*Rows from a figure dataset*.
########

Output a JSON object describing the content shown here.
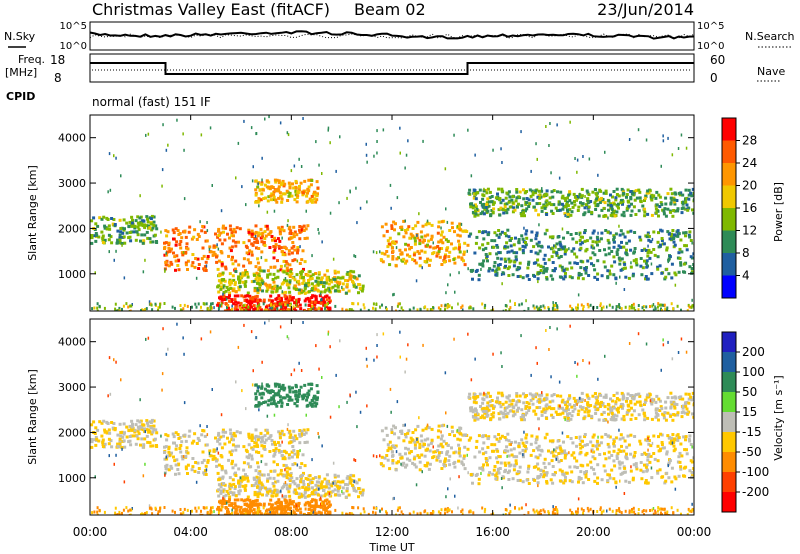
{
  "header": {
    "title": "Christmas Valley East (fitACF)",
    "beam": "Beam 02",
    "date": "23/Jun/2014"
  },
  "noise_panel": {
    "left_label": "N.Sky",
    "right_label": "N.Search",
    "left_ticks": [
      "10^5",
      "10^0"
    ],
    "right_ticks": [
      "10^5",
      "10^0"
    ]
  },
  "freq_panel": {
    "left_label_line1": "Freq.",
    "left_label_line2": "[MHz]",
    "right_label": "Nave",
    "left_ticks": [
      "18",
      "8"
    ],
    "right_ticks": [
      "60",
      "0"
    ],
    "freq_steps_hours": [
      [
        0,
        3,
        1
      ],
      [
        3,
        15,
        0
      ],
      [
        15,
        24,
        1
      ]
    ]
  },
  "cpid": {
    "label": "CPID",
    "mode": "normal (fast) 151 IF"
  },
  "power_panel": {
    "ylabel": "Slant Range [km]",
    "yticks": [
      "1000",
      "2000",
      "3000",
      "4000"
    ],
    "colorbar_label": "Power [dB]",
    "colorbar_ticks": [
      "28",
      "24",
      "20",
      "16",
      "12",
      "8",
      "4"
    ],
    "colorbar_colors": [
      "#ff0000",
      "#ff5a00",
      "#ff9600",
      "#f0c800",
      "#7fb800",
      "#2e8b57",
      "#1f5fa0",
      "#0000ff"
    ]
  },
  "velocity_panel": {
    "ylabel": "Slant Range [km]",
    "yticks": [
      "1000",
      "2000",
      "3000",
      "4000"
    ],
    "colorbar_label": "Velocity [m s⁻¹]",
    "colorbar_ticks": [
      "200",
      "100",
      "50",
      "15",
      "-15",
      "-50",
      "-100",
      "-200"
    ],
    "colorbar_colors": [
      "#2020c0",
      "#1f5fa0",
      "#2e8b57",
      "#64dc32",
      "#bebeb6",
      "#ffc800",
      "#ff8c00",
      "#ff4000",
      "#ff0000"
    ]
  },
  "xaxis": {
    "label": "Time UT",
    "ticks": [
      "00:00",
      "04:00",
      "08:00",
      "12:00",
      "16:00",
      "20:00",
      "00:00"
    ]
  },
  "chart_data": {
    "type": "heatmap",
    "x_unit": "hours UT",
    "xlim": [
      0,
      24
    ],
    "ylim_km": [
      180,
      4500
    ],
    "echo_regions": [
      {
        "t0": 0.0,
        "t1": 2.6,
        "r0": 1700,
        "r1": 2300,
        "power_db": 10,
        "velocity": -15
      },
      {
        "t0": 2.9,
        "t1": 8.6,
        "r0": 1100,
        "r1": 2100,
        "power_db": 22,
        "velocity": -15
      },
      {
        "t0": 5.0,
        "t1": 10.8,
        "r0": 600,
        "r1": 1100,
        "power_db": 14,
        "velocity": -15
      },
      {
        "t0": 6.5,
        "t1": 9.0,
        "r0": 2600,
        "r1": 3100,
        "power_db": 18,
        "velocity": 60
      },
      {
        "t0": 5.0,
        "t1": 9.5,
        "r0": 180,
        "r1": 550,
        "power_db": 28,
        "velocity": -60
      },
      {
        "t0": 11.5,
        "t1": 15.0,
        "r0": 1200,
        "r1": 2200,
        "power_db": 18,
        "velocity": -15
      },
      {
        "t0": 15.0,
        "t1": 24.0,
        "r0": 2300,
        "r1": 2900,
        "power_db": 10,
        "velocity": -15
      },
      {
        "t0": 15.0,
        "t1": 24.0,
        "r0": 900,
        "r1": 2000,
        "power_db": 8,
        "velocity": -15
      }
    ]
  }
}
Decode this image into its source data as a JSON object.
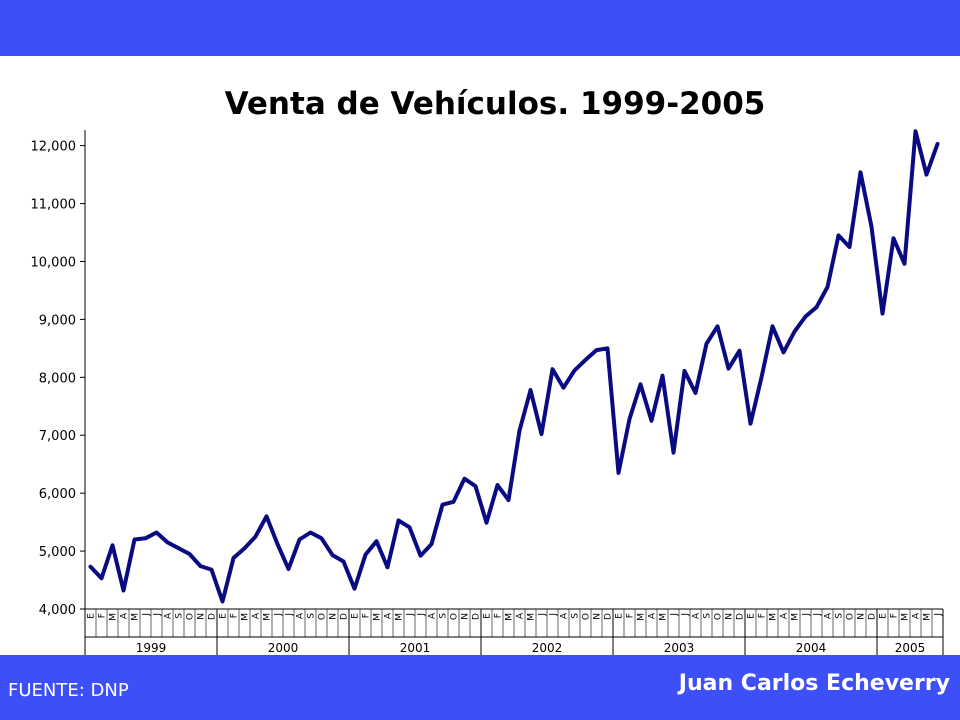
{
  "header": {
    "title": "Venta de Vehículos. 1999-2005"
  },
  "footer": {
    "source": "FUENTE: DNP",
    "author": "Juan Carlos Echeverry"
  },
  "colors": {
    "bar": "#3d4ff7",
    "line": "#0a0a82",
    "axis": "#000000"
  },
  "chart_data": {
    "type": "line",
    "title": "Venta de Vehículos. 1999-2005",
    "xlabel": "",
    "ylabel": "",
    "ylim": [
      4000,
      12000
    ],
    "yticks": [
      4000,
      5000,
      6000,
      7000,
      8000,
      9000,
      10000,
      11000,
      12000
    ],
    "ytick_labels": [
      "4,000",
      "5,000",
      "6,000",
      "7,000",
      "8,000",
      "9,000",
      "10,000",
      "11,000",
      "12,000"
    ],
    "grid": false,
    "legend": "none",
    "month_labels": [
      "E",
      "F",
      "M",
      "A",
      "M",
      "J",
      "J",
      "A",
      "S",
      "O",
      "N",
      "D"
    ],
    "years": [
      {
        "label": "1999",
        "months": 12
      },
      {
        "label": "2000",
        "months": 12
      },
      {
        "label": "2001",
        "months": 12
      },
      {
        "label": "2002",
        "months": 12
      },
      {
        "label": "2003",
        "months": 12
      },
      {
        "label": "2004",
        "months": 12
      },
      {
        "label": "2005",
        "months": 6
      }
    ],
    "series": [
      {
        "values": [
          4730,
          4530,
          5100,
          4320,
          5200,
          5220,
          5320,
          5150,
          5050,
          4950,
          4740,
          4680,
          4130,
          4880,
          5050,
          5250,
          5600,
          5120,
          4690,
          5200,
          5320,
          5220,
          4930,
          4820,
          4350,
          4940,
          5170,
          4720,
          5530,
          5410,
          4920,
          5120,
          5800,
          5850,
          6250,
          6120,
          5490,
          6140,
          5880,
          7080,
          7780,
          7020,
          8140,
          7820,
          8120,
          8300,
          8470,
          8500,
          6350,
          7280,
          7880,
          7250,
          8030,
          6700,
          8110,
          7730,
          8580,
          8880,
          8150,
          8460,
          7200,
          8000,
          8880,
          8430,
          8790,
          9050,
          9210,
          9560,
          10450,
          10250,
          11540,
          10600,
          9100,
          10400,
          9960,
          12250,
          11500,
          12030
        ]
      }
    ]
  }
}
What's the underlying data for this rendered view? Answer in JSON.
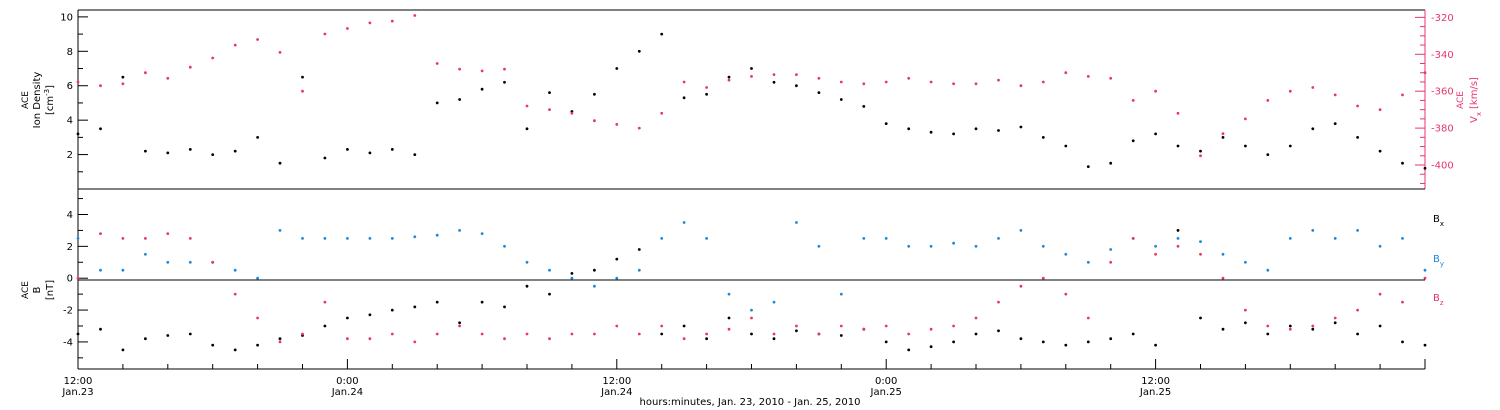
{
  "colors": {
    "black": "#000000",
    "pink": "#e8366a",
    "blue": "#1e88d8"
  },
  "xaxis": {
    "title": "hours:minutes, Jan. 23, 2010 - Jan. 25, 2010",
    "ticks": [
      {
        "time": "12:00",
        "date": "Jan.23"
      },
      {
        "time": "0:00",
        "date": "Jan.24"
      },
      {
        "time": "12:00",
        "date": "Jan.24"
      },
      {
        "time": "0:00",
        "date": "Jan.25"
      },
      {
        "time": "12:00",
        "date": "Jan.25"
      }
    ]
  },
  "top_panel": {
    "ylabel_left": {
      "source": "ACE",
      "quantity": "Ion Density",
      "unit": "[cm",
      "unit_sup": "-3",
      "unit_end": "]"
    },
    "ylabel_right": {
      "source": "ACE",
      "quantity": "V",
      "sub": "x",
      "unit": "[km/s]"
    },
    "left_ticks": [
      "2",
      "4",
      "6",
      "8",
      "10"
    ],
    "right_ticks": [
      "-320",
      "-340",
      "-360",
      "-380",
      "-400"
    ]
  },
  "bottom_panel": {
    "ylabel": {
      "source": "ACE",
      "quantity": "B",
      "unit": "[nT]"
    },
    "left_ticks": [
      "-4",
      "-2",
      "0",
      "2",
      "4"
    ],
    "legend": [
      {
        "name": "B",
        "sub": "x"
      },
      {
        "name": "B",
        "sub": "y"
      },
      {
        "name": "B",
        "sub": "z"
      }
    ]
  },
  "chart_data": [
    {
      "type": "scatter",
      "panel": "top",
      "x_unit": "hours since 2010-01-23 12:00",
      "xlim": [
        0,
        60
      ],
      "series": [
        {
          "color": "black",
          "axis": "left",
          "ylim": [
            0,
            10.4
          ],
          "x": [
            0,
            1,
            2,
            3,
            4,
            5,
            6,
            7,
            8,
            9,
            10,
            11,
            12,
            13,
            14,
            15,
            16,
            17,
            18,
            19,
            20,
            21,
            22,
            23,
            24,
            25,
            26,
            27,
            28,
            29,
            30,
            31,
            32,
            33,
            34,
            35,
            36,
            37,
            38,
            39,
            40,
            41,
            42,
            43,
            44,
            45,
            46,
            47,
            48,
            49,
            50,
            51,
            52,
            53,
            54,
            55,
            56,
            57,
            58,
            59,
            60
          ],
          "y": [
            3.2,
            3.5,
            6.5,
            2.2,
            2.1,
            2.3,
            2.0,
            2.2,
            3.0,
            1.5,
            6.5,
            1.8,
            2.3,
            2.1,
            2.3,
            2.0,
            5.0,
            5.2,
            5.8,
            6.2,
            3.5,
            5.6,
            4.5,
            5.5,
            7.0,
            8.0,
            9.0,
            5.3,
            5.5,
            6.5,
            7.0,
            6.2,
            6.0,
            5.6,
            5.2,
            4.8,
            3.8,
            3.5,
            3.3,
            3.2,
            3.5,
            3.4,
            3.6,
            3.0,
            2.5,
            1.3,
            1.5,
            2.8,
            3.2,
            2.5,
            2.2,
            3.0,
            2.5,
            2.0,
            2.5,
            3.5,
            3.8,
            3.0,
            2.2,
            1.5,
            1.2
          ]
        },
        {
          "color": "pink",
          "axis": "right",
          "ylim": [
            -413,
            -316
          ],
          "x": [
            0,
            1,
            2,
            3,
            4,
            5,
            6,
            7,
            8,
            9,
            10,
            11,
            12,
            13,
            14,
            15,
            16,
            17,
            18,
            19,
            20,
            21,
            22,
            23,
            24,
            25,
            26,
            27,
            28,
            29,
            30,
            31,
            32,
            33,
            34,
            35,
            36,
            37,
            38,
            39,
            40,
            41,
            42,
            43,
            44,
            45,
            46,
            47,
            48,
            49,
            50,
            51,
            52,
            53,
            54,
            55,
            56,
            57,
            58,
            59,
            60
          ],
          "y": [
            -355,
            -357,
            -356,
            -350,
            -353,
            -347,
            -342,
            -335,
            -332,
            -339,
            -360,
            -329,
            -326,
            -323,
            -322,
            -319,
            -345,
            -348,
            -349,
            -348,
            -368,
            -370,
            -372,
            -376,
            -378,
            -380,
            -372,
            -355,
            -358,
            -354,
            -352,
            -351,
            -351,
            -353,
            -355,
            -356,
            -355,
            -353,
            -355,
            -356,
            -356,
            -354,
            -357,
            -355,
            -350,
            -352,
            -353,
            -365,
            -360,
            -372,
            -395,
            -383,
            -375,
            -365,
            -360,
            -358,
            -362,
            -368,
            -370,
            -362,
            -350
          ]
        }
      ]
    },
    {
      "type": "scatter",
      "panel": "bottom",
      "x_unit": "hours since 2010-01-23 12:00",
      "xlim": [
        0,
        60
      ],
      "ylim": [
        -5.7,
        5.6
      ],
      "series": [
        {
          "color": "black",
          "x": [
            0,
            1,
            2,
            3,
            4,
            5,
            6,
            7,
            8,
            9,
            10,
            11,
            12,
            13,
            14,
            15,
            16,
            17,
            18,
            19,
            20,
            21,
            22,
            23,
            24,
            25,
            26,
            27,
            28,
            29,
            30,
            31,
            32,
            33,
            34,
            35,
            36,
            37,
            38,
            39,
            40,
            41,
            42,
            43,
            44,
            45,
            46,
            47,
            48,
            49,
            50,
            51,
            52,
            53,
            54,
            55,
            56,
            57,
            58,
            59,
            60
          ],
          "y": [
            -3.5,
            -3.2,
            -4.5,
            -3.8,
            -3.6,
            -3.5,
            -4.2,
            -4.5,
            -4.2,
            -3.8,
            -3.6,
            -3.0,
            -2.5,
            -2.3,
            -2.0,
            -1.8,
            -1.5,
            -2.8,
            -1.5,
            -1.8,
            -0.5,
            -1.0,
            0.3,
            0.5,
            1.2,
            1.8,
            -3.5,
            -3.0,
            -3.8,
            -2.5,
            -3.5,
            -3.8,
            -3.3,
            -3.5,
            -3.6,
            -3.2,
            -4.0,
            -4.5,
            -4.3,
            -4.0,
            -3.5,
            -3.3,
            -3.8,
            -4.0,
            -4.2,
            -4.0,
            -3.8,
            -3.5,
            -4.2,
            3.0,
            -2.5,
            -3.2,
            -2.8,
            -3.5,
            -3.0,
            -3.2,
            -2.8,
            -3.5,
            -3.0,
            -4.0,
            -4.2
          ]
        },
        {
          "color": "blue",
          "x": [
            0,
            1,
            2,
            3,
            4,
            5,
            6,
            7,
            8,
            9,
            10,
            11,
            12,
            13,
            14,
            15,
            16,
            17,
            18,
            19,
            20,
            21,
            22,
            23,
            24,
            25,
            26,
            27,
            28,
            29,
            30,
            31,
            32,
            33,
            34,
            35,
            36,
            37,
            38,
            39,
            40,
            41,
            42,
            43,
            44,
            45,
            46,
            47,
            48,
            49,
            50,
            51,
            52,
            53,
            54,
            55,
            56,
            57,
            58,
            59,
            60
          ],
          "y": [
            2.5,
            0.5,
            0.5,
            1.5,
            1.0,
            1.0,
            1.0,
            0.5,
            0.0,
            3.0,
            2.5,
            2.5,
            2.5,
            2.5,
            2.5,
            2.6,
            2.7,
            3.0,
            2.8,
            2.0,
            1.0,
            0.5,
            0.0,
            -0.5,
            0.0,
            0.5,
            2.5,
            3.5,
            2.5,
            -1.0,
            -2.0,
            -1.5,
            3.5,
            2.0,
            -1.0,
            2.5,
            2.5,
            2.0,
            2.0,
            2.2,
            2.0,
            2.5,
            3.0,
            2.0,
            1.5,
            1.0,
            1.8,
            2.5,
            2.0,
            2.5,
            2.3,
            1.5,
            1.0,
            0.5,
            2.5,
            3.0,
            2.5,
            3.0,
            2.0,
            2.5,
            0.5
          ]
        },
        {
          "color": "pink",
          "x": [
            0,
            1,
            2,
            3,
            4,
            5,
            6,
            7,
            8,
            9,
            10,
            11,
            12,
            13,
            14,
            15,
            16,
            17,
            18,
            19,
            20,
            21,
            22,
            23,
            24,
            25,
            26,
            27,
            28,
            29,
            30,
            31,
            32,
            33,
            34,
            35,
            36,
            37,
            38,
            39,
            40,
            41,
            42,
            43,
            44,
            45,
            46,
            47,
            48,
            49,
            50,
            51,
            52,
            53,
            54,
            55,
            56,
            57,
            58,
            59,
            60
          ],
          "y": [
            0.0,
            2.8,
            2.5,
            2.5,
            2.8,
            2.5,
            1.0,
            -1.0,
            -2.5,
            -4.0,
            -3.5,
            -1.5,
            -3.8,
            -3.8,
            -3.5,
            -4.0,
            -3.5,
            -3.0,
            -3.5,
            -3.8,
            -3.5,
            -3.8,
            -3.5,
            -3.5,
            -3.0,
            -3.5,
            -3.0,
            -3.8,
            -3.5,
            -3.2,
            -2.5,
            -3.5,
            -3.0,
            -3.5,
            -3.0,
            -3.2,
            -3.0,
            -3.5,
            -3.2,
            -3.0,
            -2.5,
            -1.5,
            -0.5,
            0.0,
            -1.0,
            -2.5,
            1.0,
            2.5,
            1.5,
            2.0,
            1.5,
            0.0,
            -2.0,
            -3.0,
            -3.2,
            -3.0,
            -2.5,
            -2.0,
            -1.0,
            -1.5,
            0.0
          ]
        }
      ]
    }
  ]
}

########

*WHAT IS EXPECTED*.
Find the lines that include the string "object", then copy each of them.

*ANSWER TO THE PROBLEM*.
Output a JSON object describing the content shown here.
Decode this image into its source data as a JSON object.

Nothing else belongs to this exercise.